[start]

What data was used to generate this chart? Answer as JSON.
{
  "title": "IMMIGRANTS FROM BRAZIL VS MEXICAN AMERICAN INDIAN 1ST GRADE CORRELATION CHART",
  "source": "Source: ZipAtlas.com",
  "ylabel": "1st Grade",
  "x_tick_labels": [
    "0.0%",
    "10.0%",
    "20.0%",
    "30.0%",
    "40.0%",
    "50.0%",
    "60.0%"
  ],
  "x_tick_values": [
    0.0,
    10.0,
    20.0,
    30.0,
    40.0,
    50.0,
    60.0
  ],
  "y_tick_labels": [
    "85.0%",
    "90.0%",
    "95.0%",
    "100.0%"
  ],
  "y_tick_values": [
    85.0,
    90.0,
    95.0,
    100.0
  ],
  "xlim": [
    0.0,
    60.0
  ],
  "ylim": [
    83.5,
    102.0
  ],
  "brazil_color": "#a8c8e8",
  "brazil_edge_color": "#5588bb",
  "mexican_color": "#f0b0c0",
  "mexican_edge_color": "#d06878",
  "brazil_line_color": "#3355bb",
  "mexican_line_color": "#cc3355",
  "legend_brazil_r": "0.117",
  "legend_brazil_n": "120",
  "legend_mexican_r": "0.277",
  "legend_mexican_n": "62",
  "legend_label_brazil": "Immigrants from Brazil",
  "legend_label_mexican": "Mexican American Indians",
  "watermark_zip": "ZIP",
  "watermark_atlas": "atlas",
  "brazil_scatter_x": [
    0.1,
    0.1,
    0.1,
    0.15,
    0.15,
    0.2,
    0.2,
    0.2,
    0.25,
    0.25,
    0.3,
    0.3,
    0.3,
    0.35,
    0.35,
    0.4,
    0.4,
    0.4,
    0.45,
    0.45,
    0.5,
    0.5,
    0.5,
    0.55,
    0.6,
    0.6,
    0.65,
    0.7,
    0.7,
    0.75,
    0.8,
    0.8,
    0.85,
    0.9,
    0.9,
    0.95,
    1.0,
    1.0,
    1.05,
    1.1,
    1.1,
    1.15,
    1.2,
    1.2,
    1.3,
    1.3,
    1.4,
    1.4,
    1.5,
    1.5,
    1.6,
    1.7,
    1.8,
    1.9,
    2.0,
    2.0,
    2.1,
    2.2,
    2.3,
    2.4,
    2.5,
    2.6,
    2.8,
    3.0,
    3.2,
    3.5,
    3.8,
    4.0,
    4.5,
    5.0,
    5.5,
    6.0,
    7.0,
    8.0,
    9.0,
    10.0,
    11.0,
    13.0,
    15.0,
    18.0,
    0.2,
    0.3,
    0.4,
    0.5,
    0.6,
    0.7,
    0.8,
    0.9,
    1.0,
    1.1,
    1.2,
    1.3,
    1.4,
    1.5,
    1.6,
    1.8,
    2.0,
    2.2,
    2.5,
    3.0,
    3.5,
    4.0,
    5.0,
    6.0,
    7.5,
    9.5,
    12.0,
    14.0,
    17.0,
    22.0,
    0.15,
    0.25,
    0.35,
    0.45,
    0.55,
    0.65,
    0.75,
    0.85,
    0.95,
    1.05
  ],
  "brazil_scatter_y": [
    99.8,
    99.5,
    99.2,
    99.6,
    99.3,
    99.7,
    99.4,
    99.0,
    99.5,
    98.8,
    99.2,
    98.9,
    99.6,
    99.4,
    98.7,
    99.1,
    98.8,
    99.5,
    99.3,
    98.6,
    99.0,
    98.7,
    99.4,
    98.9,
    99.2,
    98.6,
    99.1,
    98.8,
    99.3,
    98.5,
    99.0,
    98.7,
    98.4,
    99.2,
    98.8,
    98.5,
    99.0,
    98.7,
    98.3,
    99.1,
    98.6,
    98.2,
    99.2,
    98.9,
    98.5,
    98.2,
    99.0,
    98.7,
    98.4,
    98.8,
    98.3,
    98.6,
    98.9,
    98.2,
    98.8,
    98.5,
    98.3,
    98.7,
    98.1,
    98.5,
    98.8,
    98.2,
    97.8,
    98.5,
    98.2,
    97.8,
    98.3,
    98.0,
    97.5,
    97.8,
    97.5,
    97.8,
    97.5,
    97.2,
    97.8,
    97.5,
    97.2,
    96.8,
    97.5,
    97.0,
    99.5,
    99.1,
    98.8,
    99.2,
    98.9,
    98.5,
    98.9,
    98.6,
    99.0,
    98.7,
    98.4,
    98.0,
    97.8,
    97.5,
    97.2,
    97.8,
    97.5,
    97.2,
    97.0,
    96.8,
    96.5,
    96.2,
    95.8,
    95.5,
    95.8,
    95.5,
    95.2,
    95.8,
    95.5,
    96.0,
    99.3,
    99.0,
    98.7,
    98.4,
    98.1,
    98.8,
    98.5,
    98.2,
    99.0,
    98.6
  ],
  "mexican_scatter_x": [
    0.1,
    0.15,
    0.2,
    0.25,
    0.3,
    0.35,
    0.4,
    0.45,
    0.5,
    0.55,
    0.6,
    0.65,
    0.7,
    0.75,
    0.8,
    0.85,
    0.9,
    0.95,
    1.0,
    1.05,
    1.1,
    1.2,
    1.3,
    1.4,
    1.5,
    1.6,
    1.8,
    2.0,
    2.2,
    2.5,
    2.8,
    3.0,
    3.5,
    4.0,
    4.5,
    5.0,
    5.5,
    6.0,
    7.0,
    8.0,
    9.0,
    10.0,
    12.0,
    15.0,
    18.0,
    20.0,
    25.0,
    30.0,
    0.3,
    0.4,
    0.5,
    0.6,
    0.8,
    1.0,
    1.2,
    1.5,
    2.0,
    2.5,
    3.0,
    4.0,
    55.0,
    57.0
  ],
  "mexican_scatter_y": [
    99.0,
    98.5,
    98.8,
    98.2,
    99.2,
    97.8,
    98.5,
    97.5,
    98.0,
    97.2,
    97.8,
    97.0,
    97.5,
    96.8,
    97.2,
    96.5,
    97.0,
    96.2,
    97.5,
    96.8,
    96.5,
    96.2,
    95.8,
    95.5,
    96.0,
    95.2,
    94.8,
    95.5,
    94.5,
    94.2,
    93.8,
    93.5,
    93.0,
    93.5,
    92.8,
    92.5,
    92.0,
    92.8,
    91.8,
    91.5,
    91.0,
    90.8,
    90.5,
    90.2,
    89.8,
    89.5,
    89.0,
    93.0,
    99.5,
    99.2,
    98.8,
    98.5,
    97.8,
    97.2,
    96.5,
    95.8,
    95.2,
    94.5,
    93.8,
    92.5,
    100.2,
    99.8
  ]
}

[end]

All of the entries above must be quoted exactly.

What data was used to generate this chart? Answer as JSON.
{
  "title": "IMMIGRANTS FROM BRAZIL VS MEXICAN AMERICAN INDIAN 1ST GRADE CORRELATION CHART",
  "source": "Source: ZipAtlas.com",
  "ylabel": "1st Grade",
  "x_tick_labels": [
    "0.0%",
    "10.0%",
    "20.0%",
    "30.0%",
    "40.0%",
    "50.0%",
    "60.0%"
  ],
  "x_tick_values": [
    0.0,
    10.0,
    20.0,
    30.0,
    40.0,
    50.0,
    60.0
  ],
  "y_tick_labels": [
    "85.0%",
    "90.0%",
    "95.0%",
    "100.0%"
  ],
  "y_tick_values": [
    85.0,
    90.0,
    95.0,
    100.0
  ],
  "xlim": [
    0.0,
    60.0
  ],
  "ylim": [
    83.5,
    102.0
  ],
  "brazil_color": "#a8c8e8",
  "brazil_edge_color": "#5588bb",
  "mexican_color": "#f0b0c0",
  "mexican_edge_color": "#d06878",
  "brazil_line_color": "#3355bb",
  "mexican_line_color": "#cc3355",
  "legend_brazil_r": "0.117",
  "legend_brazil_n": "120",
  "legend_mexican_r": "0.277",
  "legend_mexican_n": "62",
  "legend_label_brazil": "Immigrants from Brazil",
  "legend_label_mexican": "Mexican American Indians",
  "watermark_zip": "ZIP",
  "watermark_atlas": "atlas",
  "brazil_scatter_x": [
    0.1,
    0.1,
    0.1,
    0.15,
    0.15,
    0.2,
    0.2,
    0.2,
    0.25,
    0.25,
    0.3,
    0.3,
    0.3,
    0.35,
    0.35,
    0.4,
    0.4,
    0.4,
    0.45,
    0.45,
    0.5,
    0.5,
    0.5,
    0.55,
    0.6,
    0.6,
    0.65,
    0.7,
    0.7,
    0.75,
    0.8,
    0.8,
    0.85,
    0.9,
    0.9,
    0.95,
    1.0,
    1.0,
    1.05,
    1.1,
    1.1,
    1.15,
    1.2,
    1.2,
    1.3,
    1.3,
    1.4,
    1.4,
    1.5,
    1.5,
    1.6,
    1.7,
    1.8,
    1.9,
    2.0,
    2.0,
    2.1,
    2.2,
    2.3,
    2.4,
    2.5,
    2.6,
    2.8,
    3.0,
    3.2,
    3.5,
    3.8,
    4.0,
    4.5,
    5.0,
    5.5,
    6.0,
    7.0,
    8.0,
    9.0,
    10.0,
    11.0,
    13.0,
    15.0,
    18.0,
    0.2,
    0.3,
    0.4,
    0.5,
    0.6,
    0.7,
    0.8,
    0.9,
    1.0,
    1.1,
    1.2,
    1.3,
    1.4,
    1.5,
    1.6,
    1.8,
    2.0,
    2.2,
    2.5,
    3.0,
    3.5,
    4.0,
    5.0,
    6.0,
    7.5,
    9.5,
    12.0,
    14.0,
    17.0,
    22.0,
    0.15,
    0.25,
    0.35,
    0.45,
    0.55,
    0.65,
    0.75,
    0.85,
    0.95,
    1.05
  ],
  "brazil_scatter_y": [
    99.8,
    99.5,
    99.2,
    99.6,
    99.3,
    99.7,
    99.4,
    99.0,
    99.5,
    98.8,
    99.2,
    98.9,
    99.6,
    99.4,
    98.7,
    99.1,
    98.8,
    99.5,
    99.3,
    98.6,
    99.0,
    98.7,
    99.4,
    98.9,
    99.2,
    98.6,
    99.1,
    98.8,
    99.3,
    98.5,
    99.0,
    98.7,
    98.4,
    99.2,
    98.8,
    98.5,
    99.0,
    98.7,
    98.3,
    99.1,
    98.6,
    98.2,
    99.2,
    98.9,
    98.5,
    98.2,
    99.0,
    98.7,
    98.4,
    98.8,
    98.3,
    98.6,
    98.9,
    98.2,
    98.8,
    98.5,
    98.3,
    98.7,
    98.1,
    98.5,
    98.8,
    98.2,
    97.8,
    98.5,
    98.2,
    97.8,
    98.3,
    98.0,
    97.5,
    97.8,
    97.5,
    97.8,
    97.5,
    97.2,
    97.8,
    97.5,
    97.2,
    96.8,
    97.5,
    97.0,
    99.5,
    99.1,
    98.8,
    99.2,
    98.9,
    98.5,
    98.9,
    98.6,
    99.0,
    98.7,
    98.4,
    98.0,
    97.8,
    97.5,
    97.2,
    97.8,
    97.5,
    97.2,
    97.0,
    96.8,
    96.5,
    96.2,
    95.8,
    95.5,
    95.8,
    95.5,
    95.2,
    95.8,
    95.5,
    96.0,
    99.3,
    99.0,
    98.7,
    98.4,
    98.1,
    98.8,
    98.5,
    98.2,
    99.0,
    98.6
  ],
  "mexican_scatter_x": [
    0.1,
    0.15,
    0.2,
    0.25,
    0.3,
    0.35,
    0.4,
    0.45,
    0.5,
    0.55,
    0.6,
    0.65,
    0.7,
    0.75,
    0.8,
    0.85,
    0.9,
    0.95,
    1.0,
    1.05,
    1.1,
    1.2,
    1.3,
    1.4,
    1.5,
    1.6,
    1.8,
    2.0,
    2.2,
    2.5,
    2.8,
    3.0,
    3.5,
    4.0,
    4.5,
    5.0,
    5.5,
    6.0,
    7.0,
    8.0,
    9.0,
    10.0,
    12.0,
    15.0,
    18.0,
    20.0,
    25.0,
    30.0,
    0.3,
    0.4,
    0.5,
    0.6,
    0.8,
    1.0,
    1.2,
    1.5,
    2.0,
    2.5,
    3.0,
    4.0,
    55.0,
    57.0
  ],
  "mexican_scatter_y": [
    99.0,
    98.5,
    98.8,
    98.2,
    99.2,
    97.8,
    98.5,
    97.5,
    98.0,
    97.2,
    97.8,
    97.0,
    97.5,
    96.8,
    97.2,
    96.5,
    97.0,
    96.2,
    97.5,
    96.8,
    96.5,
    96.2,
    95.8,
    95.5,
    96.0,
    95.2,
    94.8,
    95.5,
    94.5,
    94.2,
    93.8,
    93.5,
    93.0,
    93.5,
    92.8,
    92.5,
    92.0,
    92.8,
    91.8,
    91.5,
    91.0,
    90.8,
    90.5,
    90.2,
    89.8,
    89.5,
    89.0,
    93.0,
    99.5,
    99.2,
    98.8,
    98.5,
    97.8,
    97.2,
    96.5,
    95.8,
    95.2,
    94.5,
    93.8,
    92.5,
    100.2,
    99.8
  ]
}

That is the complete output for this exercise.